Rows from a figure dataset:

____________________

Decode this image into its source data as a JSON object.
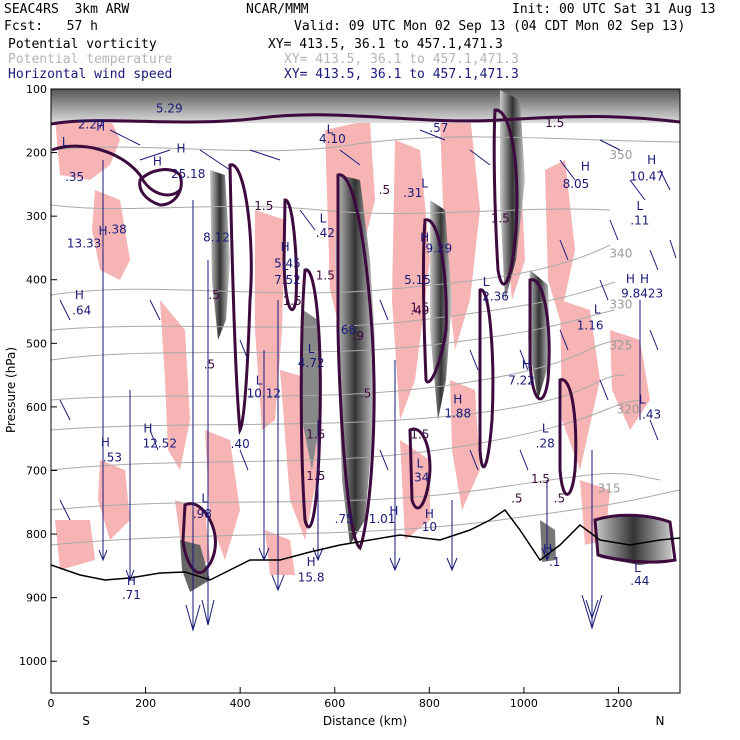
{
  "header": {
    "model": "SEAC4RS  3km ARW",
    "org": "NCAR/MMM",
    "init": "Init: 00 UTC Sat 31 Aug 13",
    "fcst": "Fcst:   57 h",
    "valid": "Valid: 09 UTC Mon 02 Sep 13 (04 CDT Mon 02 Sep 13)",
    "fields": [
      {
        "name": "Potential vorticity",
        "xy": "XY= 413.5, 36.1 to 457.1,471.3",
        "color": "#000000"
      },
      {
        "name": "Potential temperature",
        "xy": "XY= 413.5, 36.1 to 457.1,471.3",
        "color": "#b5b5b5"
      },
      {
        "name": "Horizontal wind speed",
        "xy": "XY= 413.5, 36.1 to 457.1,471.3",
        "color": "#1a1a7a"
      }
    ]
  },
  "chart_data": {
    "type": "cross-section",
    "xlabel": "Distance (km)",
    "ylabel": "Pressure (hPa)",
    "xlim": [
      0,
      1330
    ],
    "ylim": [
      1050,
      100
    ],
    "x_ticks": [
      "0",
      "200",
      "400",
      "600",
      "800",
      "1000",
      "1200"
    ],
    "y_ticks": [
      "100",
      "200",
      "300",
      "400",
      "500",
      "600",
      "700",
      "800",
      "900",
      "1000"
    ],
    "direction_labels": {
      "left": "S",
      "right": "N"
    },
    "theta_labels": [
      {
        "text": "350",
        "x": 1205,
        "p": 210
      },
      {
        "text": "340",
        "x": 1205,
        "p": 365
      },
      {
        "text": "330",
        "x": 1205,
        "p": 445
      },
      {
        "text": "325",
        "x": 1205,
        "p": 510
      },
      {
        "text": "320",
        "x": 1220,
        "p": 610
      },
      {
        "text": "315",
        "x": 1180,
        "p": 735
      }
    ],
    "pv_labels": [
      {
        "text": ".5",
        "x": 705,
        "p": 265
      },
      {
        "text": "1.5",
        "x": 450,
        "p": 290
      },
      {
        "text": "1.5",
        "x": 950,
        "p": 310
      },
      {
        "text": "1.5",
        "x": 580,
        "p": 400
      },
      {
        "text": "1.5",
        "x": 510,
        "p": 440
      },
      {
        "text": "1.5",
        "x": 1065,
        "p": 160
      },
      {
        "text": "1.5",
        "x": 780,
        "p": 450
      },
      {
        "text": ".5",
        "x": 345,
        "p": 430
      },
      {
        "text": ".5",
        "x": 335,
        "p": 540
      },
      {
        "text": "1.5",
        "x": 560,
        "p": 650
      },
      {
        "text": "1.5",
        "x": 560,
        "p": 715
      },
      {
        "text": "1.5",
        "x": 780,
        "p": 650
      },
      {
        "text": ".5",
        "x": 665,
        "p": 585
      },
      {
        "text": ".9",
        "x": 650,
        "p": 495
      },
      {
        "text": ".49",
        "x": 780,
        "p": 455
      },
      {
        "text": "1.5",
        "x": 1035,
        "p": 720
      },
      {
        "text": ".5",
        "x": 985,
        "p": 750
      },
      {
        "text": ".5",
        "x": 1075,
        "p": 750
      }
    ],
    "wind_labels": [
      {
        "text": "5.29",
        "x": 250,
        "p": 137
      },
      {
        "text": "2.27",
        "x": 85,
        "p": 162
      },
      {
        "text": "4.10",
        "x": 595,
        "p": 185
      },
      {
        "text": ".57",
        "x": 820,
        "p": 168
      },
      {
        "text": ".35",
        "x": 50,
        "p": 245
      },
      {
        "text": "25.18",
        "x": 290,
        "p": 240
      },
      {
        "text": "8.05",
        "x": 1110,
        "p": 256
      },
      {
        "text": "10.47",
        "x": 1260,
        "p": 244
      },
      {
        "text": ".38",
        "x": 140,
        "p": 327
      },
      {
        "text": "13.33",
        "x": 70,
        "p": 349
      },
      {
        "text": "8.12",
        "x": 350,
        "p": 340
      },
      {
        "text": ".42",
        "x": 580,
        "p": 333
      },
      {
        "text": "9.29",
        "x": 820,
        "p": 357
      },
      {
        "text": ".31",
        "x": 765,
        "p": 270
      },
      {
        "text": ".11",
        "x": 1245,
        "p": 313
      },
      {
        "text": "5.45",
        "x": 500,
        "p": 381
      },
      {
        "text": "7.52",
        "x": 500,
        "p": 407
      },
      {
        "text": "5.15",
        "x": 775,
        "p": 407
      },
      {
        "text": "9.8423",
        "x": 1250,
        "p": 428
      },
      {
        "text": ".64",
        "x": 65,
        "p": 455
      },
      {
        "text": "2.36",
        "x": 940,
        "p": 433
      },
      {
        "text": "1.16",
        "x": 1140,
        "p": 478
      },
      {
        "text": "4.72",
        "x": 550,
        "p": 537
      },
      {
        "text": ".68",
        "x": 625,
        "p": 485
      },
      {
        "text": "7.22",
        "x": 995,
        "p": 565
      },
      {
        "text": "10.12",
        "x": 450,
        "p": 585
      },
      {
        "text": "1.88",
        "x": 860,
        "p": 617
      },
      {
        "text": ".43",
        "x": 1270,
        "p": 618
      },
      {
        "text": ".40",
        "x": 400,
        "p": 665
      },
      {
        "text": ".53",
        "x": 130,
        "p": 686
      },
      {
        "text": "12.52",
        "x": 230,
        "p": 664
      },
      {
        "text": ".28",
        "x": 1045,
        "p": 664
      },
      {
        "text": ".34",
        "x": 780,
        "p": 717
      },
      {
        "text": ".98",
        "x": 320,
        "p": 775
      },
      {
        "text": ".75",
        "x": 620,
        "p": 783
      },
      {
        "text": "1.01",
        "x": 700,
        "p": 783
      },
      {
        "text": "10",
        "x": 800,
        "p": 795
      },
      {
        "text": "15.8",
        "x": 550,
        "p": 875
      },
      {
        "text": ".1",
        "x": 1065,
        "p": 850
      },
      {
        "text": ".44",
        "x": 1245,
        "p": 880
      },
      {
        "text": ".71",
        "x": 170,
        "p": 902
      }
    ],
    "markers": [
      {
        "text": "L",
        "x": 30,
        "p": 190
      },
      {
        "text": "H",
        "x": 275,
        "p": 200
      },
      {
        "text": "H",
        "x": 225,
        "p": 220
      },
      {
        "text": "L",
        "x": 590,
        "p": 170
      },
      {
        "text": "H",
        "x": 1130,
        "p": 228
      },
      {
        "text": "H",
        "x": 1270,
        "p": 218
      },
      {
        "text": "L",
        "x": 1245,
        "p": 290
      },
      {
        "text": "H",
        "x": 105,
        "p": 165
      },
      {
        "text": "H",
        "x": 110,
        "p": 330
      },
      {
        "text": "L",
        "x": 575,
        "p": 310
      },
      {
        "text": "L",
        "x": 790,
        "p": 255
      },
      {
        "text": "H",
        "x": 790,
        "p": 340
      },
      {
        "text": "H",
        "x": 495,
        "p": 355
      },
      {
        "text": "L",
        "x": 495,
        "p": 385
      },
      {
        "text": "H",
        "x": 1225,
        "p": 405
      },
      {
        "text": "H",
        "x": 1255,
        "p": 405
      },
      {
        "text": "L",
        "x": 920,
        "p": 410
      },
      {
        "text": "L",
        "x": 1155,
        "p": 453
      },
      {
        "text": "H",
        "x": 60,
        "p": 430
      },
      {
        "text": "L",
        "x": 550,
        "p": 515
      },
      {
        "text": "H",
        "x": 1005,
        "p": 540
      },
      {
        "text": "L",
        "x": 440,
        "p": 565
      },
      {
        "text": "H",
        "x": 860,
        "p": 595
      },
      {
        "text": "L",
        "x": 1250,
        "p": 595
      },
      {
        "text": "H",
        "x": 205,
        "p": 640
      },
      {
        "text": "H",
        "x": 115,
        "p": 662
      },
      {
        "text": "L",
        "x": 1045,
        "p": 640
      },
      {
        "text": "L",
        "x": 780,
        "p": 695
      },
      {
        "text": "L",
        "x": 325,
        "p": 750
      },
      {
        "text": "H",
        "x": 725,
        "p": 770
      },
      {
        "text": "H",
        "x": 800,
        "p": 775
      },
      {
        "text": "H",
        "x": 550,
        "p": 850
      },
      {
        "text": "H",
        "x": 1050,
        "p": 830
      },
      {
        "text": "L",
        "x": 1240,
        "p": 860
      },
      {
        "text": "H",
        "x": 170,
        "p": 880
      }
    ]
  }
}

____________________

### THE TASK
Copy every line above in which the string "name" shows up.

### EXERCISE SOLUTION
        "name": "Potential vorticity",
        "name": "Potential temperature",
        "name": "Horizontal wind speed",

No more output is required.